Problem requirements
Select the lines of the records containing the word "where" and list them.

(Stored records)
+ + + +

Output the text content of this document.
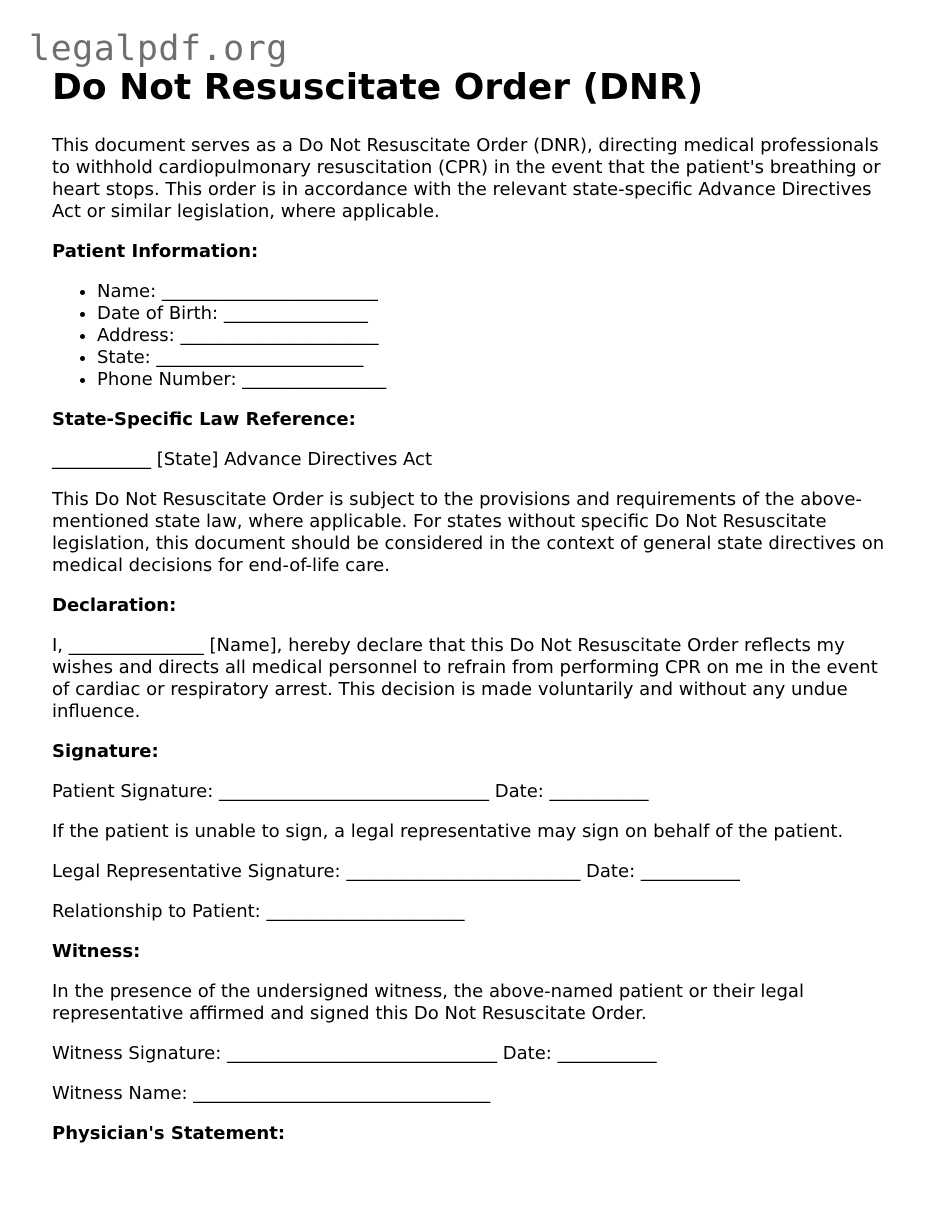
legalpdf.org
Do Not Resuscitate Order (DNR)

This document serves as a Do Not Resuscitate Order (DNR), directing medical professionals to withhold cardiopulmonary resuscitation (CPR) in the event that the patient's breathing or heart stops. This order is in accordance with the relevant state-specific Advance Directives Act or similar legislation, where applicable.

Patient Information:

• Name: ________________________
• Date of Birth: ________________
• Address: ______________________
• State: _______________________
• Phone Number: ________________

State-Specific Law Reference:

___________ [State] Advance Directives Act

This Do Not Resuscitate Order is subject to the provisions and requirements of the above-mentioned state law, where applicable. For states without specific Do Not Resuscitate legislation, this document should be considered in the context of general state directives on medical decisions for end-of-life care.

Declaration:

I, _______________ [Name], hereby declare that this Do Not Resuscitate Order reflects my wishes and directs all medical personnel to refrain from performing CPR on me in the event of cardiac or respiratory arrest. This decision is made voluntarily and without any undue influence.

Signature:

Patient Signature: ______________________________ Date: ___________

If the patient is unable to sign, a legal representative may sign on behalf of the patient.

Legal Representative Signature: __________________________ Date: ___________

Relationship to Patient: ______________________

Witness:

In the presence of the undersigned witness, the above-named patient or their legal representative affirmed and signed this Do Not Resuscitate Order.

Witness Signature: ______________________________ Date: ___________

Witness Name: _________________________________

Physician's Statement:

+ + + +

The response
This document serves as a Do Not Resuscitate Order (DNR), directing medical professionals to withhold cardiopulmonary resuscitation (CPR) in the event that the patient's breathing or heart stops. This order is in accordance with the relevant state-specific Advance Directives Act or similar legislation, where applicable.
This Do Not Resuscitate Order is subject to the provisions and requirements of the above-mentioned state law, where applicable. For states without specific Do Not Resuscitate legislation, this document should be considered in the context of general state directives on medical decisions for end-of-life care.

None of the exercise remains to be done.